▸ STATED EXERCISE: Write out all the entries word for word, but skip any images.

━━ INPUT DATA

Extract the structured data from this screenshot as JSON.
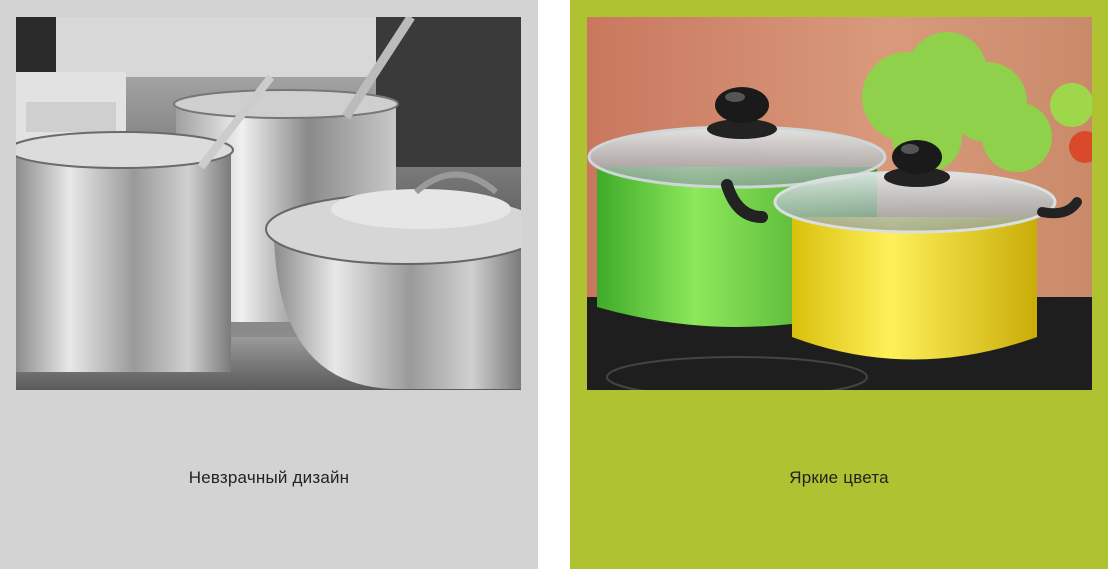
{
  "panels": [
    {
      "caption": "Невзрачный дизайн",
      "background": "#d3d3d3",
      "image": "steel-pots-photo"
    },
    {
      "caption": "Яркие цвета",
      "background": "#afc232",
      "image": "colorful-pots-photo"
    }
  ],
  "colors": {
    "green_pot": "#6ed83a",
    "yellow_pot": "#f2dc16",
    "lettuce": "#8fd14a"
  }
}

━━━━

▸ SOLUTION TO THE EXERCISE:
Extract the structured data from this screenshot as JSON.
{
  "panels": [
    {
      "caption": "Невзрачный дизайн",
      "background": "#d3d3d3",
      "image": "steel-pots-photo"
    },
    {
      "caption": "Яркие цвета",
      "background": "#afc232",
      "image": "colorful-pots-photo"
    }
  ],
  "colors": {
    "green_pot": "#6ed83a",
    "yellow_pot": "#f2dc16",
    "lettuce": "#8fd14a"
  }
}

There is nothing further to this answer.